What the task requires >> Note how many lines contain "JSON" and give that number, with nothing else.

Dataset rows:
──────────────────────────────
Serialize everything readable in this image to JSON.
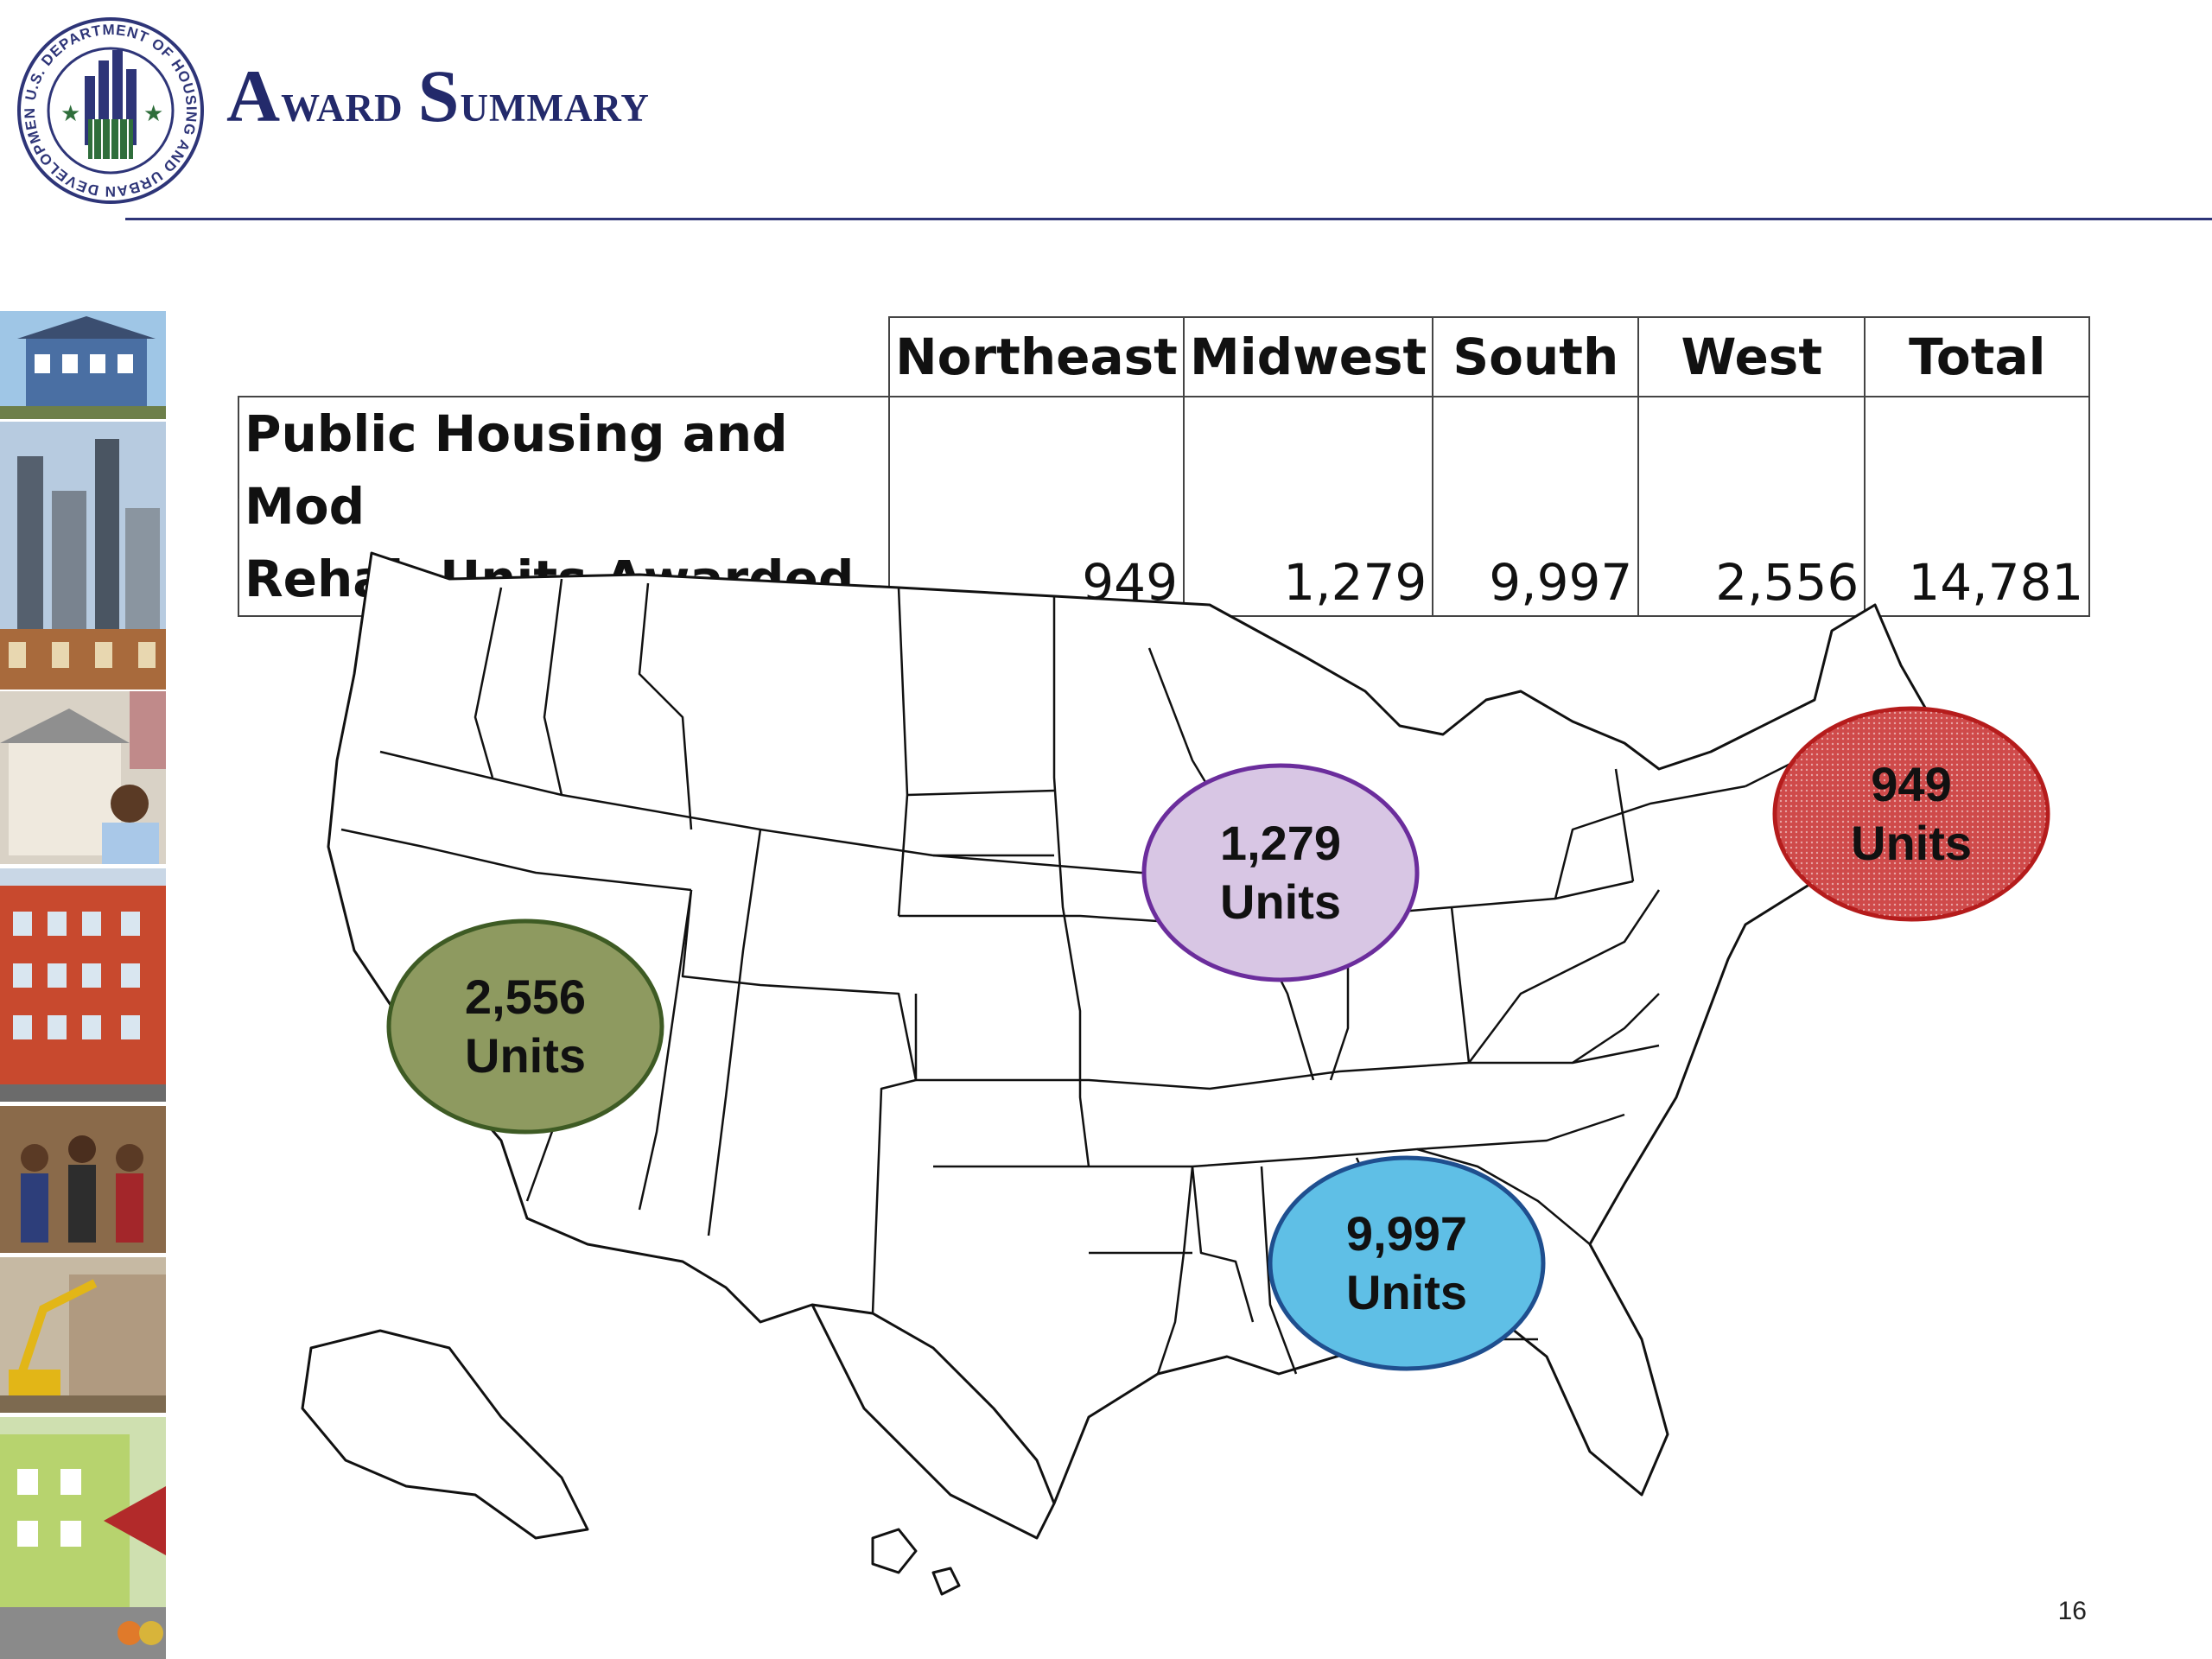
{
  "header": {
    "title_first_initial": "A",
    "title_first_rest": "ward",
    "title_second_initial": "S",
    "title_second_rest": "ummary",
    "seal_text": "U.S. DEPARTMENT OF HOUSING AND URBAN DEVELOPMENT"
  },
  "table": {
    "columns": [
      "Northeast",
      "Midwest",
      "South",
      "West",
      "Total"
    ],
    "row_label_line1": "Public Housing and Mod",
    "row_label_line2": "Rehab Units Awarded",
    "values": [
      "949",
      "1,279",
      "9,997",
      "2,556",
      "14,781"
    ]
  },
  "map": {
    "regions": [
      {
        "name": "Northeast",
        "value": "949",
        "unit": "Units",
        "color": "#cf4a4a"
      },
      {
        "name": "Midwest",
        "value": "1,279",
        "unit": "Units",
        "color": "#d8c6e4"
      },
      {
        "name": "South",
        "value": "9,997",
        "unit": "Units",
        "color": "#5fbfe6"
      },
      {
        "name": "West",
        "value": "2,556",
        "unit": "Units",
        "color": "#8e9a60"
      }
    ]
  },
  "footer": {
    "page_number": "16"
  },
  "colors": {
    "title": "#232a6b",
    "rule": "#2e3578",
    "seal_green": "#2f6e3b"
  }
}
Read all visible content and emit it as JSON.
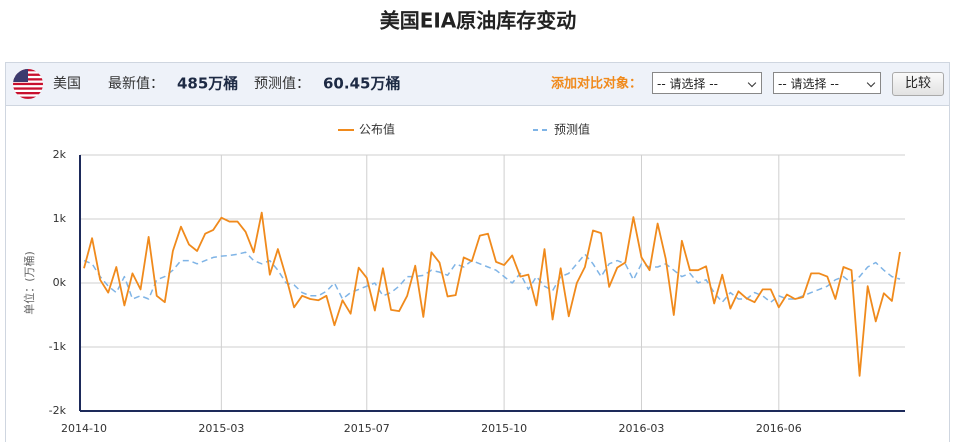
{
  "title": "美国EIA原油库存变动",
  "header": {
    "country": "美国",
    "latest_label": "最新值：",
    "latest_value": "485万桶",
    "forecast_label": "预测值：",
    "forecast_value": "60.45万桶",
    "compare_label": "添加对比对象：",
    "select_1": "-- 请选择 --",
    "select_2": "-- 请选择 --",
    "button": "比较"
  },
  "chart_data": {
    "type": "line",
    "y_label": "单位：(万桶)",
    "categories": [
      "2014-10",
      null,
      null,
      null,
      null,
      null,
      null,
      null,
      null,
      null,
      null,
      null,
      null,
      null,
      null,
      null,
      null,
      "2015-03",
      null,
      null,
      null,
      null,
      null,
      null,
      null,
      null,
      null,
      null,
      null,
      null,
      null,
      null,
      null,
      null,
      null,
      "2015-07",
      null,
      null,
      null,
      null,
      null,
      null,
      null,
      null,
      null,
      null,
      null,
      null,
      null,
      null,
      null,
      null,
      "2015-10",
      null,
      null,
      null,
      null,
      null,
      null,
      null,
      null,
      null,
      null,
      null,
      null,
      null,
      null,
      null,
      null,
      "2016-03",
      null,
      null,
      null,
      null,
      null,
      null,
      null,
      null,
      null,
      null,
      null,
      null,
      null,
      null,
      null,
      null,
      "2016-06",
      null,
      null,
      null,
      null,
      null,
      null,
      null,
      null,
      null,
      null,
      null,
      null,
      null,
      null,
      null
    ],
    "series": [
      {
        "name": "公布值",
        "color": "#f08a1c",
        "dash": false,
        "values": [
          230,
          700,
          50,
          -150,
          250,
          -350,
          150,
          -100,
          720,
          -200,
          -300,
          500,
          880,
          600,
          500,
          770,
          830,
          1020,
          960,
          960,
          800,
          480,
          1100,
          130,
          530,
          100,
          -380,
          -200,
          -250,
          -270,
          -200,
          -660,
          -270,
          -480,
          240,
          80,
          -430,
          230,
          -420,
          -440,
          -200,
          270,
          -530,
          480,
          320,
          -210,
          -190,
          400,
          340,
          740,
          770,
          330,
          280,
          430,
          100,
          130,
          -350,
          530,
          -570,
          230,
          -520,
          0,
          250,
          820,
          780,
          -60,
          240,
          320,
          1030,
          400,
          200,
          930,
          380,
          -500,
          660,
          200,
          200,
          260,
          -320,
          130,
          -400,
          -130,
          -240,
          -300,
          -100,
          -100,
          -380,
          -180,
          -250,
          -220,
          150,
          150,
          100,
          -250,
          250,
          200,
          -1450,
          -50,
          -600,
          -160,
          -280,
          485
        ]
      },
      {
        "name": "预测值",
        "color": "#7fb4e6",
        "dash": true,
        "values": [
          350,
          300,
          100,
          -50,
          -150,
          100,
          -250,
          -200,
          -250,
          50,
          100,
          200,
          350,
          350,
          300,
          350,
          400,
          420,
          430,
          450,
          480,
          350,
          300,
          350,
          200,
          0,
          -30,
          -150,
          -200,
          -200,
          -130,
          0,
          -250,
          -150,
          -100,
          -50,
          0,
          -200,
          -150,
          -50,
          100,
          100,
          120,
          200,
          170,
          120,
          300,
          250,
          350,
          300,
          250,
          200,
          100,
          0,
          150,
          -100,
          100,
          -50,
          -120,
          100,
          150,
          300,
          450,
          300,
          100,
          300,
          350,
          300,
          50,
          300,
          250,
          250,
          300,
          200,
          100,
          150,
          0,
          50,
          -150,
          -300,
          -150,
          -250,
          -250,
          -150,
          -200,
          -300,
          -200,
          -250,
          -250,
          -200,
          -150,
          -100,
          -50,
          50,
          100,
          0,
          100,
          250,
          320,
          200,
          100,
          60.45
        ]
      }
    ],
    "ylim": [
      -2000,
      2000
    ],
    "yticks": [
      {
        "value": -2000,
        "label": "-2k"
      },
      {
        "value": -1000,
        "label": "-1k"
      },
      {
        "value": 0,
        "label": "0k"
      },
      {
        "value": 1000,
        "label": "1k"
      },
      {
        "value": 2000,
        "label": "2k"
      }
    ],
    "grid": true
  }
}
──────────────────────────────
Exercise answer >> 2